<<<<
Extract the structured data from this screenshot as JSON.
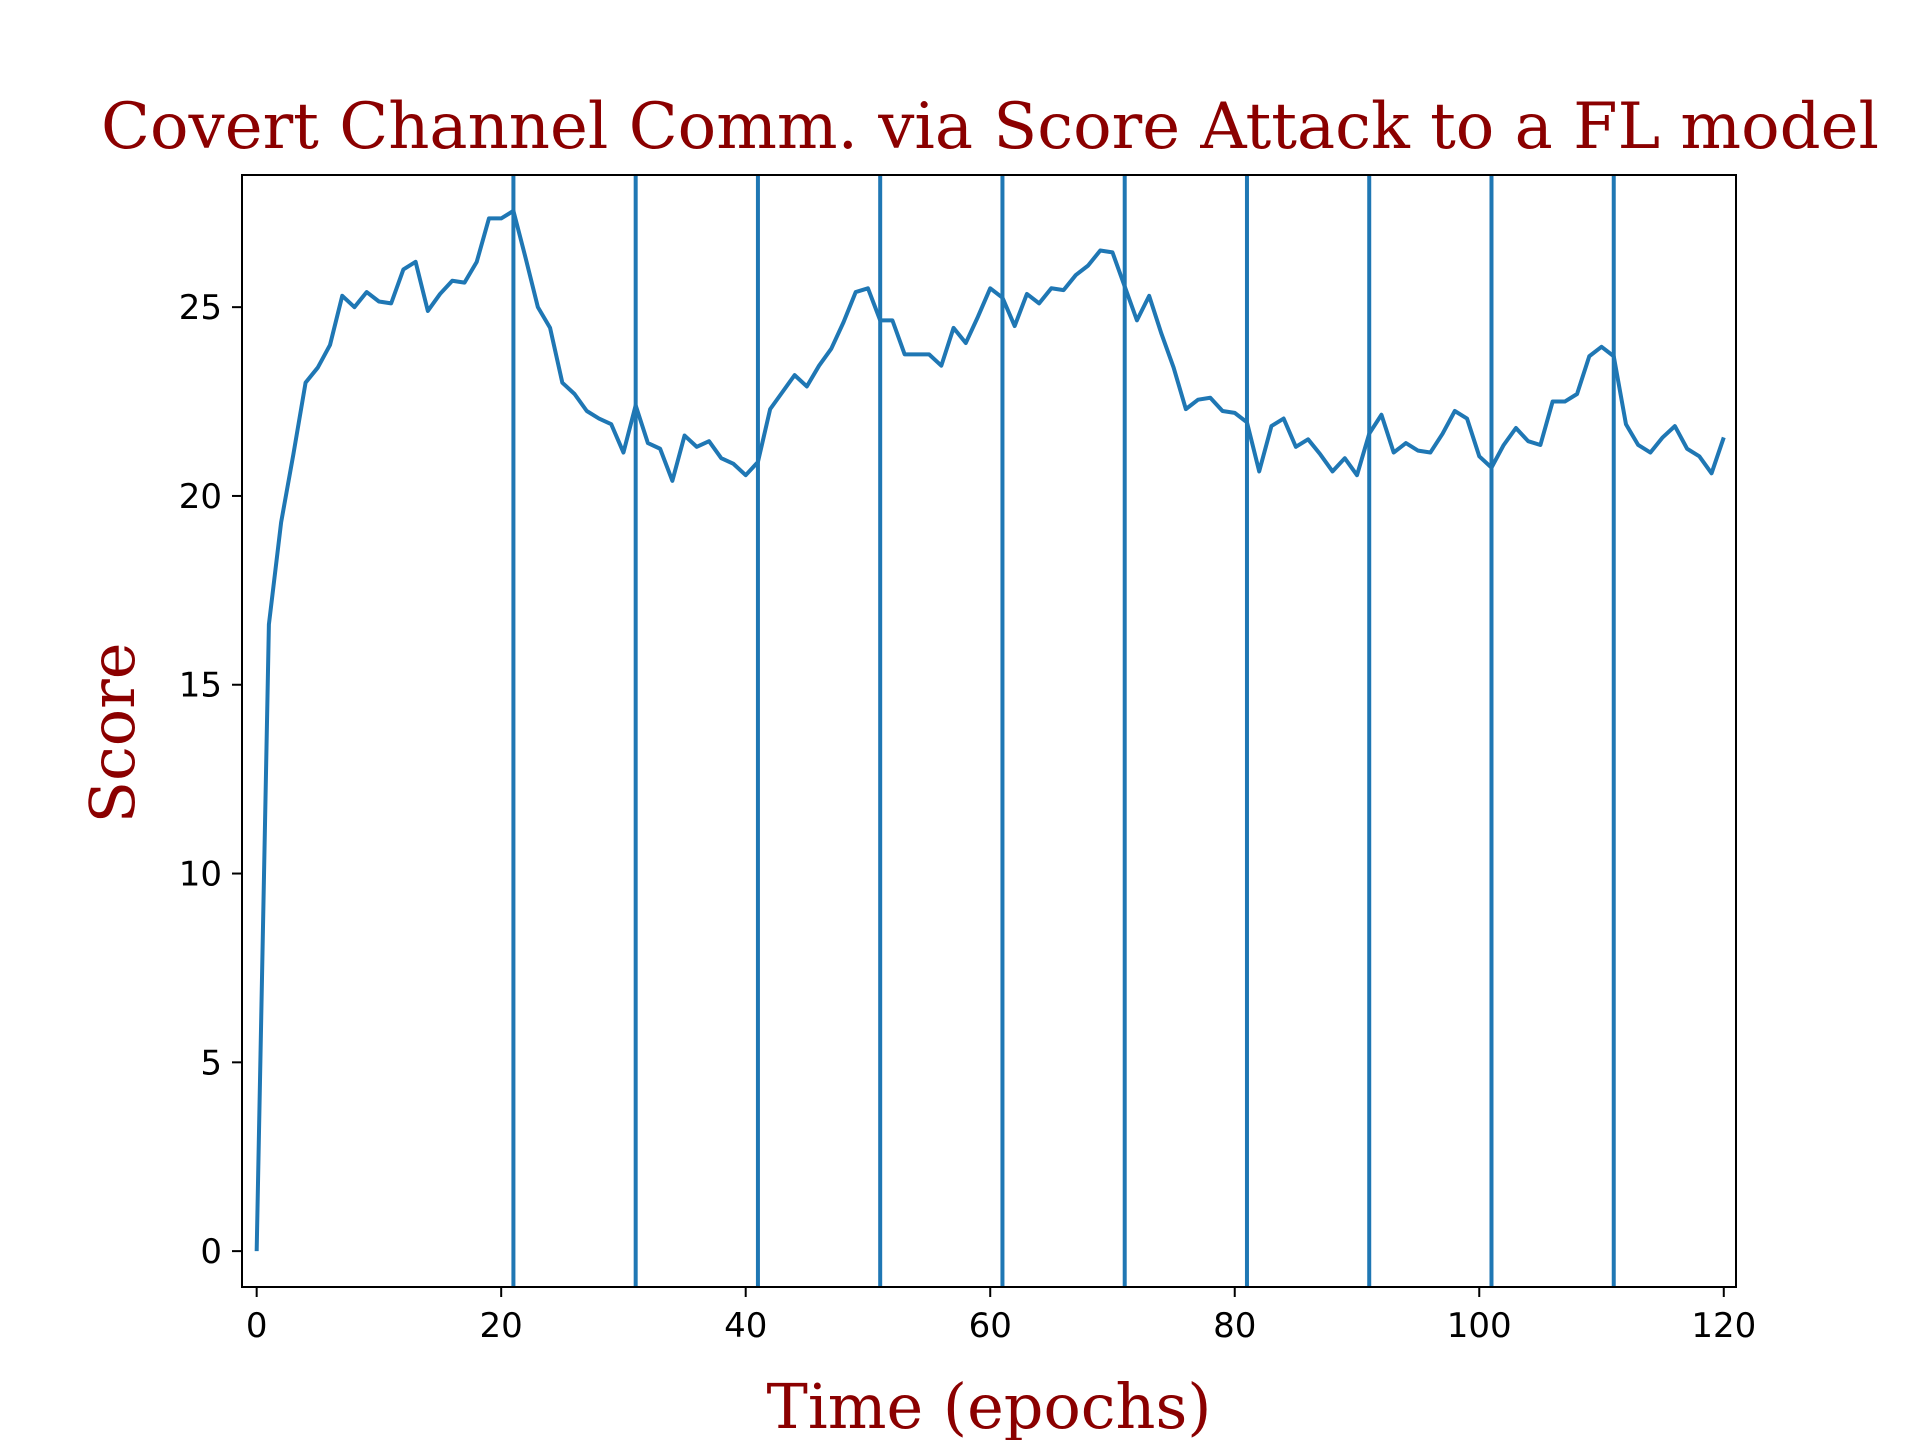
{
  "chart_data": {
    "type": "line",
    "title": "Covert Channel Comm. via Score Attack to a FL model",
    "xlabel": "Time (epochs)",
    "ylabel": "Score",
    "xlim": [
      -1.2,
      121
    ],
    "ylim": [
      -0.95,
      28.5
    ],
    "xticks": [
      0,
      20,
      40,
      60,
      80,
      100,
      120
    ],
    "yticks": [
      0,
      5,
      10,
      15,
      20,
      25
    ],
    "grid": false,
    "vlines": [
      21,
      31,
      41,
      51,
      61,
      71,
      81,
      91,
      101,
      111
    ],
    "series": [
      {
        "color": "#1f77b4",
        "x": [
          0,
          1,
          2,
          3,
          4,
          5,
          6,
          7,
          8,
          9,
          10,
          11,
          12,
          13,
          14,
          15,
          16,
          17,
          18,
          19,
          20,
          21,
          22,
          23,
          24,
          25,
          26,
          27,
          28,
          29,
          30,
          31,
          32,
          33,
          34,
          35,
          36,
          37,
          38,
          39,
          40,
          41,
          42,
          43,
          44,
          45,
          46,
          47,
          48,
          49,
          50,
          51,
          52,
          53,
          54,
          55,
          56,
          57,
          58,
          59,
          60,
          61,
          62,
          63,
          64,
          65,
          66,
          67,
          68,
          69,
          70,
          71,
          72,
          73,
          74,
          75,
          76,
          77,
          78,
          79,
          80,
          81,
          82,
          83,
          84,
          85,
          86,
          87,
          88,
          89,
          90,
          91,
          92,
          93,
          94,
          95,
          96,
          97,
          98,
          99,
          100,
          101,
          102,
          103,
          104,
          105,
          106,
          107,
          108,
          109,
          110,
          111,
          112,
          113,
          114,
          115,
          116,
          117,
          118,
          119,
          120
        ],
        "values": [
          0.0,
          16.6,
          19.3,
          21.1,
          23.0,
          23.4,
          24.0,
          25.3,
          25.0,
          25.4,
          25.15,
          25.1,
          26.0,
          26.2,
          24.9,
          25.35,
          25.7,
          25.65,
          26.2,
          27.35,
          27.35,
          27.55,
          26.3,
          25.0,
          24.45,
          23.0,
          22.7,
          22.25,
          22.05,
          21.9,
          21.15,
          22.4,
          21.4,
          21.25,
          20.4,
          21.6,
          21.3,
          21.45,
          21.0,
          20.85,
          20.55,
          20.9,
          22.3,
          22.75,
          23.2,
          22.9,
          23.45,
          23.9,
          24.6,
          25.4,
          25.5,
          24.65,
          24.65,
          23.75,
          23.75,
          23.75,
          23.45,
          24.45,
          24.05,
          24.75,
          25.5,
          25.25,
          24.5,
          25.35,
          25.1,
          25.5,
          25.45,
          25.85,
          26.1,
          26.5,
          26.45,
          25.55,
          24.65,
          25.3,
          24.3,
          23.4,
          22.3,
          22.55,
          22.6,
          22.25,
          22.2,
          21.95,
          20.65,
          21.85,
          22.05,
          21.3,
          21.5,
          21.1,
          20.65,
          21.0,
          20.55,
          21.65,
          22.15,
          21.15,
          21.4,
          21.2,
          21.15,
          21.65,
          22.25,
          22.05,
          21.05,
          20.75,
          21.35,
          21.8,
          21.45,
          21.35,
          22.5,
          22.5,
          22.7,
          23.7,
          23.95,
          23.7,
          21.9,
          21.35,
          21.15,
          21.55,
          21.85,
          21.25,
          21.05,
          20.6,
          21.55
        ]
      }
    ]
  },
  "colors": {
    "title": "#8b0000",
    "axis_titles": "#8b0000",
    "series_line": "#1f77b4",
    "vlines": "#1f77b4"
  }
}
>>>>
<<<<
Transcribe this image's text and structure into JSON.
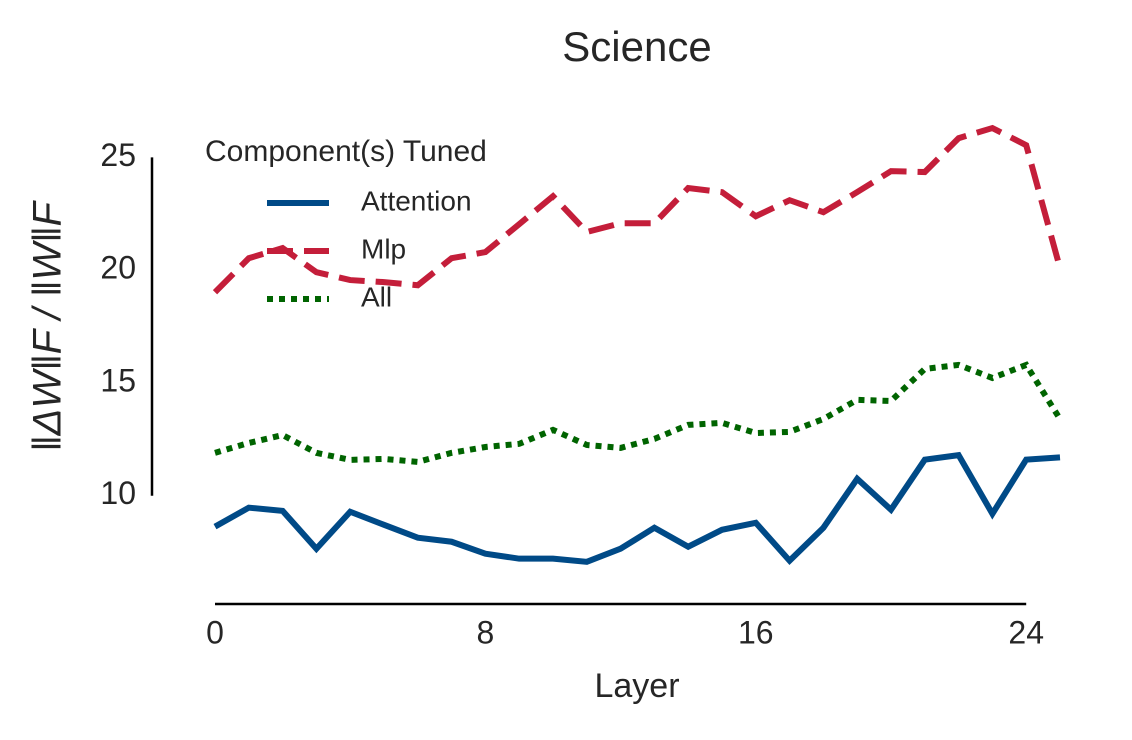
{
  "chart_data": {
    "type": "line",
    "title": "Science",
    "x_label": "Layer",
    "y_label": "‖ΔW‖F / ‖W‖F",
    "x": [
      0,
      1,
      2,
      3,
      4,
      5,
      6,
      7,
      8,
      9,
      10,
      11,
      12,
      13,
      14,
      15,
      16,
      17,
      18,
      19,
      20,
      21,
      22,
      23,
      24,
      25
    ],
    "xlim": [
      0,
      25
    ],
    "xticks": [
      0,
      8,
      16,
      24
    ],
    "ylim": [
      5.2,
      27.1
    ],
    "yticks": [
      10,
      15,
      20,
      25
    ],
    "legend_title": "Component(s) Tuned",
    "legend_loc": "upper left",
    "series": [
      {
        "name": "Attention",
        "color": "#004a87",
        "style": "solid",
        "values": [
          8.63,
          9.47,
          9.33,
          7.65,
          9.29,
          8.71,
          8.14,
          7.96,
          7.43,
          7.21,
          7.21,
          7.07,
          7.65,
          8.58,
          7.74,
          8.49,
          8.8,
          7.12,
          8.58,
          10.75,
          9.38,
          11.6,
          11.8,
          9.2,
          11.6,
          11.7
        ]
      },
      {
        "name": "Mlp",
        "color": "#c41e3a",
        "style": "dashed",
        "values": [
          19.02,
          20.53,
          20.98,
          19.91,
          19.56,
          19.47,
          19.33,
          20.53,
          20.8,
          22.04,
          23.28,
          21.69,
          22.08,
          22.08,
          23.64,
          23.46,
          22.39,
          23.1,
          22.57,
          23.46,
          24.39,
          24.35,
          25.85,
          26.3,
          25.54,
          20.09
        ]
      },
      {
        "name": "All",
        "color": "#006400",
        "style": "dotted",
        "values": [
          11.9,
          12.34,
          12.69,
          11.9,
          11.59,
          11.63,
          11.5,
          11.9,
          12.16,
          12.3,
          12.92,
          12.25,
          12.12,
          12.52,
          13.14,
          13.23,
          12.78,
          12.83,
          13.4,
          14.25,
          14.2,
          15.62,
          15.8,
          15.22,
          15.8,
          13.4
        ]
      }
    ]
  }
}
>>>>
__The problem__. Return each line where "JSON" shows up.

__Result for this exercise__.
Extract the structured data from this screenshot as JSON.
Transcribe this image's text and structure into JSON.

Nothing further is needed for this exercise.